===== Data lines =====
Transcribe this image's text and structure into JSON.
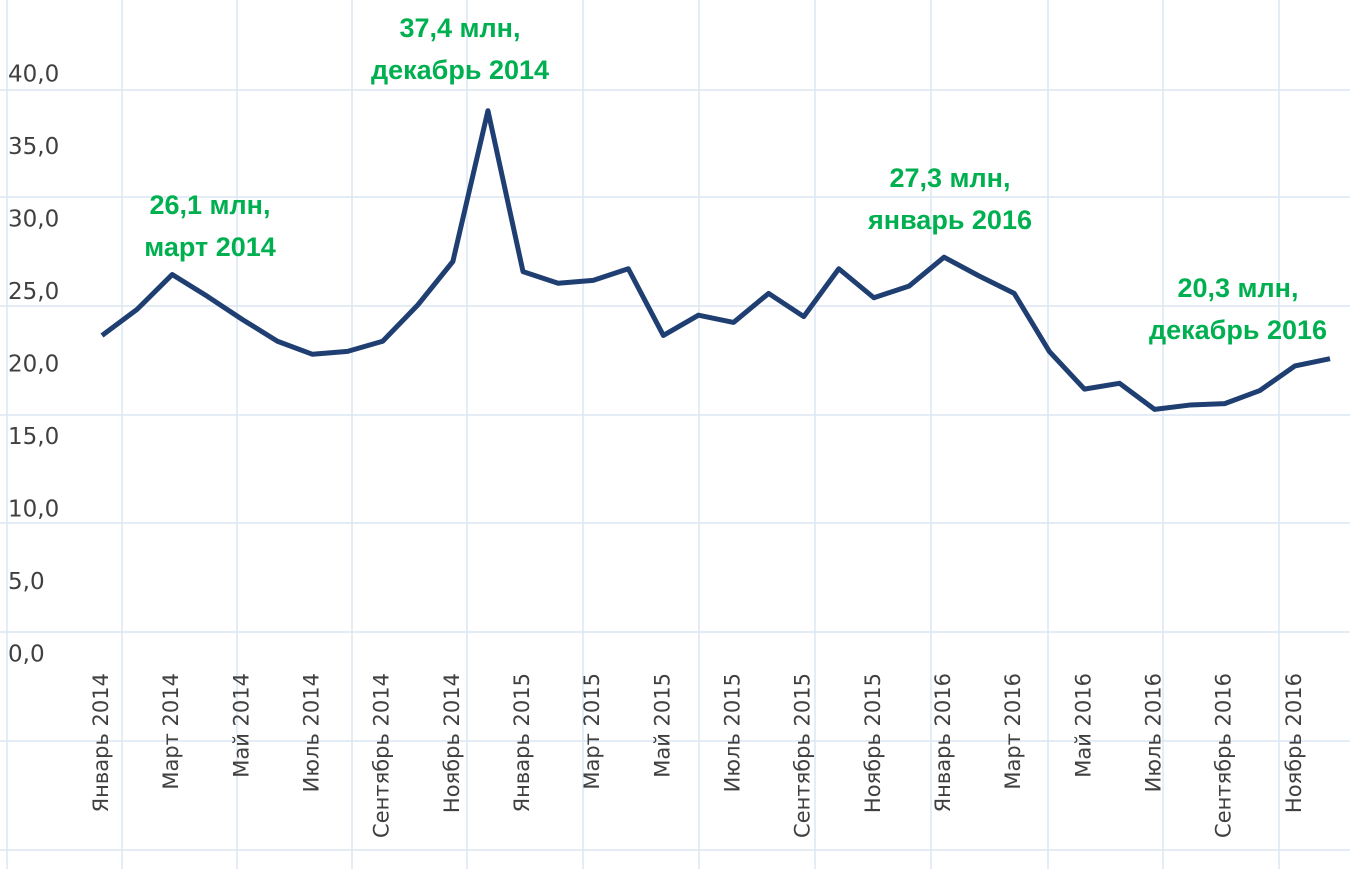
{
  "chart_data": {
    "type": "line",
    "categories": [
      "Январь 2014",
      null,
      "Март 2014",
      null,
      "Май 2014",
      null,
      "Июль 2014",
      null,
      "Сентябрь 2014",
      null,
      "Ноябрь 2014",
      null,
      "Январь 2015",
      null,
      "Март 2015",
      null,
      "Май 2015",
      null,
      "Июль 2015",
      null,
      "Сентябрь 2015",
      null,
      "Ноябрь 2015",
      null,
      "Январь 2016",
      null,
      "Март 2016",
      null,
      "Май 2016",
      null,
      "Июль 2016",
      null,
      "Сентябрь 2016",
      null,
      "Ноябрь 2016",
      null
    ],
    "series": [
      {
        "color": "#1f3f72",
        "values": [
          21.9,
          23.7,
          26.1,
          24.6,
          23.0,
          21.5,
          20.6,
          20.8,
          21.5,
          24.0,
          27.0,
          37.4,
          26.3,
          25.5,
          25.7,
          26.5,
          21.9,
          23.3,
          22.8,
          24.8,
          23.2,
          26.5,
          24.5,
          25.3,
          27.3,
          26.0,
          24.8,
          20.8,
          18.2,
          18.6,
          16.8,
          17.1,
          17.2,
          18.1,
          19.8,
          20.3
        ]
      }
    ],
    "ylim": [
      0,
      40
    ],
    "yticks": [
      {
        "value": 0,
        "label": "0,0"
      },
      {
        "value": 5,
        "label": "5,0"
      },
      {
        "value": 10,
        "label": "10,0"
      },
      {
        "value": 15,
        "label": "15,0"
      },
      {
        "value": 20,
        "label": "20,0"
      },
      {
        "value": 25,
        "label": "25,0"
      },
      {
        "value": 30,
        "label": "30,0"
      },
      {
        "value": 35,
        "label": "35,0"
      },
      {
        "value": 40,
        "label": "40,0"
      }
    ],
    "grid": false,
    "annotations": [
      {
        "lines": [
          "26,1 млн,",
          "март 2014"
        ]
      },
      {
        "lines": [
          "37,4 млн,",
          "декабрь 2014"
        ]
      },
      {
        "lines": [
          "27,3 млн,",
          "январь 2016"
        ]
      },
      {
        "lines": [
          "20,3 млн,",
          "декабрь 2016"
        ]
      }
    ]
  }
}
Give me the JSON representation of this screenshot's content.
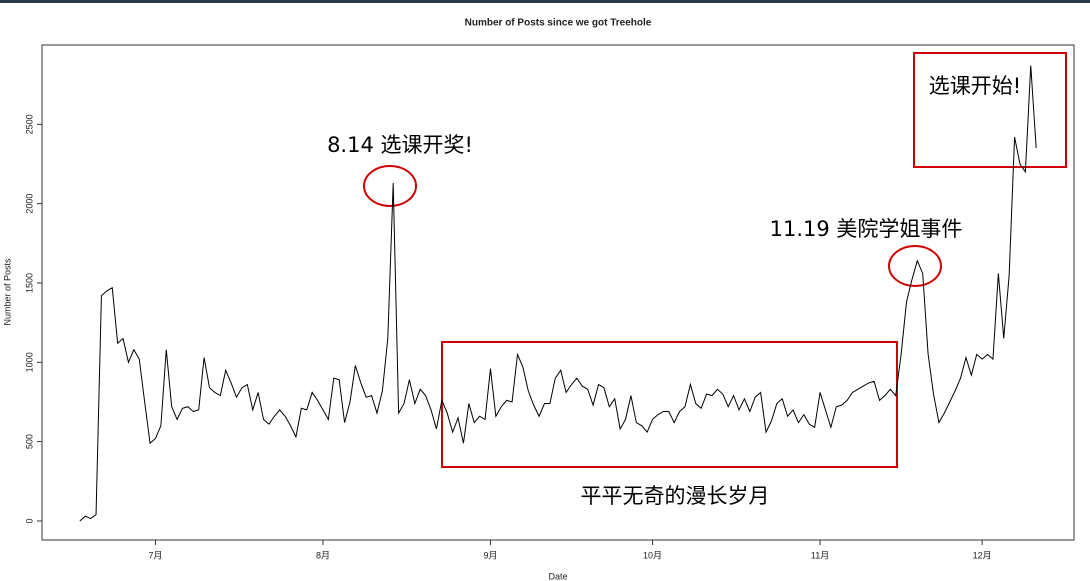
=====
### Task directions
Transcribe the complete set of entries verbatim. No pictures belong in the copy.

### Solution for this exercise
Transcribe this image's text and structure into JSON.
{
  "chart_data": {
    "type": "line",
    "categories": [
      "Январь 2014",
      null,
      "Март 2014",
      null,
      "Май 2014",
      null,
      "Июль 2014",
      null,
      "Сентябрь 2014",
      null,
      "Ноябрь 2014",
      null,
      "Январь 2015",
      null,
      "Март 2015",
      null,
      "Май 2015",
      null,
      "Июль 2015",
      null,
      "Сентябрь 2015",
      null,
      "Ноябрь 2015",
      null,
      "Январь 2016",
      null,
      "Март 2016",
      null,
      "Май 2016",
      null,
      "Июль 2016",
      null,
      "Сентябрь 2016",
      null,
      "Ноябрь 2016",
      null
    ],
    "series": [
      {
        "color": "#1f3f72",
        "values": [
          21.9,
          23.7,
          26.1,
          24.6,
          23.0,
          21.5,
          20.6,
          20.8,
          21.5,
          24.0,
          27.0,
          37.4,
          26.3,
          25.5,
          25.7,
          26.5,
          21.9,
          23.3,
          22.8,
          24.8,
          23.2,
          26.5,
          24.5,
          25.3,
          27.3,
          26.0,
          24.8,
          20.8,
          18.2,
          18.6,
          16.8,
          17.1,
          17.2,
          18.1,
          19.8,
          20.3
        ]
      }
    ],
    "ylim": [
      0,
      40
    ],
    "yticks": [
      {
        "value": 0,
        "label": "0,0"
      },
      {
        "value": 5,
        "label": "5,0"
      },
      {
        "value": 10,
        "label": "10,0"
      },
      {
        "value": 15,
        "label": "15,0"
      },
      {
        "value": 20,
        "label": "20,0"
      },
      {
        "value": 25,
        "label": "25,0"
      },
      {
        "value": 30,
        "label": "30,0"
      },
      {
        "value": 35,
        "label": "35,0"
      },
      {
        "value": 40,
        "label": "40,0"
      }
    ],
    "grid": false,
    "annotations": [
      {
        "lines": [
          "26,1 млн,",
          "март 2014"
        ]
      },
      {
        "lines": [
          "37,4 млн,",
          "декабрь 2014"
        ]
      },
      {
        "lines": [
          "27,3 млн,",
          "январь 2016"
        ]
      },
      {
        "lines": [
          "20,3 млн,",
          "декабрь 2016"
        ]
      }
    ]
  }
}
Give me the JSON representation of this screenshot's content.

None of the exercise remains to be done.